### What is required
Search the data for the word "ylabel" and copy every line where it occurs.

++++ Information given ++++

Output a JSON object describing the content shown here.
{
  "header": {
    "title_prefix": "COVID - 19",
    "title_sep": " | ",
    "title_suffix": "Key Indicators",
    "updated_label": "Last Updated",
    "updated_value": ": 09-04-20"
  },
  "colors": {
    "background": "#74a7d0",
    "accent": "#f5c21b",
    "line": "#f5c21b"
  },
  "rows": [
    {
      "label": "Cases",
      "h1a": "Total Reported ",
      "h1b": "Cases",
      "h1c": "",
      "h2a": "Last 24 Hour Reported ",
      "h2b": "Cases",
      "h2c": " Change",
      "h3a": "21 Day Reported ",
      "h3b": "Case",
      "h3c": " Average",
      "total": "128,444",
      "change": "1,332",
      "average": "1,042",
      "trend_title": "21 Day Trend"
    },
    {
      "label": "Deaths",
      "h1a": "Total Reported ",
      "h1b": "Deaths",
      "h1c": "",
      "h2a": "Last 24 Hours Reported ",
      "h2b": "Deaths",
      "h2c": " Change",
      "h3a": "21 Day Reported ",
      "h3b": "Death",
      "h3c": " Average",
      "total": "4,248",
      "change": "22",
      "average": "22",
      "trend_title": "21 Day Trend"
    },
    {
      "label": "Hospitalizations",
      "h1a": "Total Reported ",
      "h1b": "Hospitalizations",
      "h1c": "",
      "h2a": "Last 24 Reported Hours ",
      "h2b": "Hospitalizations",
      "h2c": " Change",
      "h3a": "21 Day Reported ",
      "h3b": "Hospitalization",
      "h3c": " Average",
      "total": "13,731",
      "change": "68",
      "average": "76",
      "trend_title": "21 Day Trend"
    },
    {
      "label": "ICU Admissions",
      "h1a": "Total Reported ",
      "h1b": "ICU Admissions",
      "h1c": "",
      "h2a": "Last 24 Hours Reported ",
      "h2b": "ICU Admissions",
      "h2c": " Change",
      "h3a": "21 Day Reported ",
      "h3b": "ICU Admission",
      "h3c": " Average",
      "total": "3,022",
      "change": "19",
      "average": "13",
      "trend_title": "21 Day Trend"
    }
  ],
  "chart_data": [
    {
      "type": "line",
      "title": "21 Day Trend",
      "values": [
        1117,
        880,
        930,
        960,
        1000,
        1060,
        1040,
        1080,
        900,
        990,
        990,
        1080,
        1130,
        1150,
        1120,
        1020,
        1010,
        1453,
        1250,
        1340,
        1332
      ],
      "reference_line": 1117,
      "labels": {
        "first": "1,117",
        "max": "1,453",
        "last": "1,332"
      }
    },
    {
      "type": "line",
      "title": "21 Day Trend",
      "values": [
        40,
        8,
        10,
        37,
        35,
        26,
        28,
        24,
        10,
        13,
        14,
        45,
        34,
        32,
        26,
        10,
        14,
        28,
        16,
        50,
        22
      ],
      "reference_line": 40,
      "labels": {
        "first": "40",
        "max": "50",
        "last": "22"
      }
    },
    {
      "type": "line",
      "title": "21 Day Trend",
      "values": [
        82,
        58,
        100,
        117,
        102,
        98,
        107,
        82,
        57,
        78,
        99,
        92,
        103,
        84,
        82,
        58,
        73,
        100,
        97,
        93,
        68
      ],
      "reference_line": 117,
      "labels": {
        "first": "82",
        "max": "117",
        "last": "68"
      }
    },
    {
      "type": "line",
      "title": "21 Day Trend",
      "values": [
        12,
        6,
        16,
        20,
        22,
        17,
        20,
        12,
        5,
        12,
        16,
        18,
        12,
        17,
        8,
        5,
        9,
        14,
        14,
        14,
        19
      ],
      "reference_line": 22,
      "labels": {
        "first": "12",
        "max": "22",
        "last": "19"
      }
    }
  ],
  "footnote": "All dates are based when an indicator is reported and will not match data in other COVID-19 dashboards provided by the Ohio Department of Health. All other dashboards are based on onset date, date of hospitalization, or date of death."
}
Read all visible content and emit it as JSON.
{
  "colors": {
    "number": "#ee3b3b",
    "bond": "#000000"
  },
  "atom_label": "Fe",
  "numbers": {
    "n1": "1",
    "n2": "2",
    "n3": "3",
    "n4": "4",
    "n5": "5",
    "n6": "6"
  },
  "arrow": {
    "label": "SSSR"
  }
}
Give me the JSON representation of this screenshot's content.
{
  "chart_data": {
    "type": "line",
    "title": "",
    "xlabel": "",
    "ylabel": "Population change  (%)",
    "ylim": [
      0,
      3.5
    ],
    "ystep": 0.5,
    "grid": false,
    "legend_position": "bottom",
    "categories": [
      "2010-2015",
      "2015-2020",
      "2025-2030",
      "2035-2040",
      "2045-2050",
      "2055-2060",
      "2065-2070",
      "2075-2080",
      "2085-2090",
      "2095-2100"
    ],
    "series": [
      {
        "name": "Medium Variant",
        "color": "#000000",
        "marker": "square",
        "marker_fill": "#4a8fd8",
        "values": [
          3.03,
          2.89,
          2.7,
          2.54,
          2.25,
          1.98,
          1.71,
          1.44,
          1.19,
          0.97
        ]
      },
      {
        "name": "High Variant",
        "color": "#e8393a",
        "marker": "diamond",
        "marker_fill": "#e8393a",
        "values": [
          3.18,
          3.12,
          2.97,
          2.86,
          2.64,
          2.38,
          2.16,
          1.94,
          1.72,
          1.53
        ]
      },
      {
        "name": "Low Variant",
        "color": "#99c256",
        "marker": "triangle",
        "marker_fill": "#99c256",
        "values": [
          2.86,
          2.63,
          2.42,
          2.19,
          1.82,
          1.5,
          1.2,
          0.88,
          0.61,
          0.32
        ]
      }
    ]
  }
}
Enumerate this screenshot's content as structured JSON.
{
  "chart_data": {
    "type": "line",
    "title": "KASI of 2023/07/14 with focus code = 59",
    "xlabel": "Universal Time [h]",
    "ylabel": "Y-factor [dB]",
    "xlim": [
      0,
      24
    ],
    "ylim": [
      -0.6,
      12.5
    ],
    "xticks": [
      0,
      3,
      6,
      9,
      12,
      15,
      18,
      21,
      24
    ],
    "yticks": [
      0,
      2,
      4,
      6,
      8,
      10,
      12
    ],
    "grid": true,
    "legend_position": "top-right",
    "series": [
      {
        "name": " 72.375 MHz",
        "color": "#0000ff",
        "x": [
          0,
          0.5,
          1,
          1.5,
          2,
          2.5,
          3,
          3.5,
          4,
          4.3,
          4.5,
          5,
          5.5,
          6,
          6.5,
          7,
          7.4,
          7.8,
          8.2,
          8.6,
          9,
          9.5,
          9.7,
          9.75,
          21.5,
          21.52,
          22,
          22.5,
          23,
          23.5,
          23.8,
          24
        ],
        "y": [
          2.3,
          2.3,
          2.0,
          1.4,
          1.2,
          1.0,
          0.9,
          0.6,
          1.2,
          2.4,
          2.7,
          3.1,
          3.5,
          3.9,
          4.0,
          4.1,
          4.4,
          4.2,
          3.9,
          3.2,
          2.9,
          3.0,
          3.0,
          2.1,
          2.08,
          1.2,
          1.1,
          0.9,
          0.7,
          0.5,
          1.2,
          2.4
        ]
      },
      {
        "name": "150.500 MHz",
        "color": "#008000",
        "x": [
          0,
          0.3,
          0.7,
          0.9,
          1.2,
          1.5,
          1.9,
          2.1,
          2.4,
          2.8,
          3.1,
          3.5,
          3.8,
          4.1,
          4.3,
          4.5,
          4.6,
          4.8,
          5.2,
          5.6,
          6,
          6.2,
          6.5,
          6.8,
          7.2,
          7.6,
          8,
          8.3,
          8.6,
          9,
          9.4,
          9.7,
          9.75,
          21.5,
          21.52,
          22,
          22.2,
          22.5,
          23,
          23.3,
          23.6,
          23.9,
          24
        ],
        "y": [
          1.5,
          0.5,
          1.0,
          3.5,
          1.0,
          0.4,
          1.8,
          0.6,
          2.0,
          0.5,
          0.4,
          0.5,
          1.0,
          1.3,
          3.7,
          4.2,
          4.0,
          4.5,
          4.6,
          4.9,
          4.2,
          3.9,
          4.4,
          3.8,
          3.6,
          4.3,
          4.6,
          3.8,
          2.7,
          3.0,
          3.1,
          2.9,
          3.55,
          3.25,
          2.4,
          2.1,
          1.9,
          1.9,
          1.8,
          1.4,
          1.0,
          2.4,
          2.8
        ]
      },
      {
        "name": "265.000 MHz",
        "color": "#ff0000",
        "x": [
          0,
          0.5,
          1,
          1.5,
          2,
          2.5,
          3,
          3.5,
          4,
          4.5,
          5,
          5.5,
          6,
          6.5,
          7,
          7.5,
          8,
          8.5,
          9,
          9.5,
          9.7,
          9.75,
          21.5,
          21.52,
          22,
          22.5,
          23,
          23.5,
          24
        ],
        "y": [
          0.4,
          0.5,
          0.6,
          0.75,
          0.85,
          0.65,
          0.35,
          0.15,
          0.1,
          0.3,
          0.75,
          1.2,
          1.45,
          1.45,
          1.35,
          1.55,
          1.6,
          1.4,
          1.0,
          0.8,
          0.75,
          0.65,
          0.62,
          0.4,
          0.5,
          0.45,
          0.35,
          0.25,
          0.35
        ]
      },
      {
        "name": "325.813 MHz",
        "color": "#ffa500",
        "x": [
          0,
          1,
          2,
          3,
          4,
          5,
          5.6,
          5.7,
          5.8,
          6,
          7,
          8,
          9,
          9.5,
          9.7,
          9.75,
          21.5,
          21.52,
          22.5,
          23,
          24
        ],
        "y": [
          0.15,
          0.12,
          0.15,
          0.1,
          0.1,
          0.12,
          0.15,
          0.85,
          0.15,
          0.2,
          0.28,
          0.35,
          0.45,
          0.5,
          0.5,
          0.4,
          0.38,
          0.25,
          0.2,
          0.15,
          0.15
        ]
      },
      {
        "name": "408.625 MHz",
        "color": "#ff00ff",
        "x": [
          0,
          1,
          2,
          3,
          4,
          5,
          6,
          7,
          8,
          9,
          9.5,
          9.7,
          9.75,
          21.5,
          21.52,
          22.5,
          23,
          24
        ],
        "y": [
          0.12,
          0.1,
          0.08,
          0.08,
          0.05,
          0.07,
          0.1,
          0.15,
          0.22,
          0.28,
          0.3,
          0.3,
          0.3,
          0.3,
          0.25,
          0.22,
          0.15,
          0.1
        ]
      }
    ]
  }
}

++++

### Reply to the task
    "ylabel": "Population change  (%)",
    "ylabel": "Y-factor [dB]",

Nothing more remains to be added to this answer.